▼▼▼
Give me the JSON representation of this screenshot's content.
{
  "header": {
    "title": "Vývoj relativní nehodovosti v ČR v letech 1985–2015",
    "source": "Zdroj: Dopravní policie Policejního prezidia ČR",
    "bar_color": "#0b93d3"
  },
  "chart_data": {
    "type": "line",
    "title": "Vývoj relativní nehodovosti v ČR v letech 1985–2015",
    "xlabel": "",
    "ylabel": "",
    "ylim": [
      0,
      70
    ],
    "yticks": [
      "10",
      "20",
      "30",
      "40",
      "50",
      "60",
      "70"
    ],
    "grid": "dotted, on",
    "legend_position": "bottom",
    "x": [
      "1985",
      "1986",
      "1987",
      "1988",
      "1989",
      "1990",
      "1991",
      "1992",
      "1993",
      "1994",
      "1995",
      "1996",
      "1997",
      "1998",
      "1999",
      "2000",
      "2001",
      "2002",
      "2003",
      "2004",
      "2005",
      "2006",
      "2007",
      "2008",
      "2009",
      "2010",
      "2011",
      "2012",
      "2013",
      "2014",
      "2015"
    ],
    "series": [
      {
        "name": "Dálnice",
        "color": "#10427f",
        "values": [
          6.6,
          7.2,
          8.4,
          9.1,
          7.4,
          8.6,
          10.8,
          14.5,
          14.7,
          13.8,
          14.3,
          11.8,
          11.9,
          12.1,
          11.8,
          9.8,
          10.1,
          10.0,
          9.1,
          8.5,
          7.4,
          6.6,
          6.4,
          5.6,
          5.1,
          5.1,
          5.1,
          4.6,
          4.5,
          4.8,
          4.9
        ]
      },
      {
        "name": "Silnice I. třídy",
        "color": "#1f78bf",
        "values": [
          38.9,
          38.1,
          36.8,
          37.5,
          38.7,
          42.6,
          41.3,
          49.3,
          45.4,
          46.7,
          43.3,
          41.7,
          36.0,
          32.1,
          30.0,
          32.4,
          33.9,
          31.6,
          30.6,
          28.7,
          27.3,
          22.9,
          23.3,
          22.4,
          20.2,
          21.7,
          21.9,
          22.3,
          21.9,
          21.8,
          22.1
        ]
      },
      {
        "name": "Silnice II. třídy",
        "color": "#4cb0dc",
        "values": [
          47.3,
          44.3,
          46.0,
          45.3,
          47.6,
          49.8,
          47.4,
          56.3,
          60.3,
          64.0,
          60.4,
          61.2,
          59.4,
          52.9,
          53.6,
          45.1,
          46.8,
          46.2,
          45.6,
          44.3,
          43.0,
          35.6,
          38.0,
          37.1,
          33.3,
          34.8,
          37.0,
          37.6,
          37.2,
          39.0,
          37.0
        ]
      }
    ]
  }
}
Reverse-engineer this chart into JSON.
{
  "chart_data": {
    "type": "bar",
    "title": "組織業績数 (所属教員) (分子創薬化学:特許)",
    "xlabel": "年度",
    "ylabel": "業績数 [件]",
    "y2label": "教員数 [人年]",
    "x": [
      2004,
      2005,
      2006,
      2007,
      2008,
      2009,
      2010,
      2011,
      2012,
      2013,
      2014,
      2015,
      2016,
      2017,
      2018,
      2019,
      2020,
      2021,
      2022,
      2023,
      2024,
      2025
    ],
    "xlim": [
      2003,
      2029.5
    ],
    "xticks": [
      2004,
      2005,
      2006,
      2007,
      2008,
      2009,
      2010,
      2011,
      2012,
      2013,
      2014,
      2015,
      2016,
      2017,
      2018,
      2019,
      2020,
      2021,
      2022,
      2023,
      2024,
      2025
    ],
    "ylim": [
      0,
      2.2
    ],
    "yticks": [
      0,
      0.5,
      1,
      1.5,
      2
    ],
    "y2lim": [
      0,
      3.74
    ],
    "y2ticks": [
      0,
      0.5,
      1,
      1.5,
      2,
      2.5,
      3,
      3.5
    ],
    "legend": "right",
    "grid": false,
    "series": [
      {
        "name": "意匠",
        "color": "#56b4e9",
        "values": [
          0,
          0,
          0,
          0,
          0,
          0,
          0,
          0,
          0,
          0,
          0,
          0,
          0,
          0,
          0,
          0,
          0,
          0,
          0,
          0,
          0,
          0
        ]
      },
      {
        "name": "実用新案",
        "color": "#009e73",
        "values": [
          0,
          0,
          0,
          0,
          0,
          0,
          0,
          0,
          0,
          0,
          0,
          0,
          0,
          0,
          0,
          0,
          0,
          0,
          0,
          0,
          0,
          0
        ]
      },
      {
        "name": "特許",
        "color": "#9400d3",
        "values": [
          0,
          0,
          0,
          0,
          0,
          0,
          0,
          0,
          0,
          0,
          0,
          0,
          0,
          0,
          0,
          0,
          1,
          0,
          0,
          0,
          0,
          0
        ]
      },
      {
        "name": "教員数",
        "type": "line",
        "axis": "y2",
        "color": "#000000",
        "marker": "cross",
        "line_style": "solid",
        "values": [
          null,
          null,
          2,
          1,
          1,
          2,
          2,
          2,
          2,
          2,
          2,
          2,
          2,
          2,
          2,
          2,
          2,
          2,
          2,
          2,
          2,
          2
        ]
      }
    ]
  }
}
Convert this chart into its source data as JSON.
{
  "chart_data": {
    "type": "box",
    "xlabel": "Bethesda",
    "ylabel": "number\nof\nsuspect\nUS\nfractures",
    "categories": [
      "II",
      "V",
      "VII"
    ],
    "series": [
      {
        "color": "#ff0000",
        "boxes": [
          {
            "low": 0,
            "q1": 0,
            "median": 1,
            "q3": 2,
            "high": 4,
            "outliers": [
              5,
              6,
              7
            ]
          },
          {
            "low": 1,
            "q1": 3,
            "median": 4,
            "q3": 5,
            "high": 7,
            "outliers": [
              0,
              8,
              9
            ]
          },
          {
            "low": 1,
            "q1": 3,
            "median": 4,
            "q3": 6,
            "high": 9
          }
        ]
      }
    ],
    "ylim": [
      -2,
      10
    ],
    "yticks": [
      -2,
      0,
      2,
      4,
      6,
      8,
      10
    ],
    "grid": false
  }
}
▲▲▲
TASK REQUIREMENTS - Using the material above, count the lines containing the word "type". Reply with the number alone.

THE SOLUTION - 4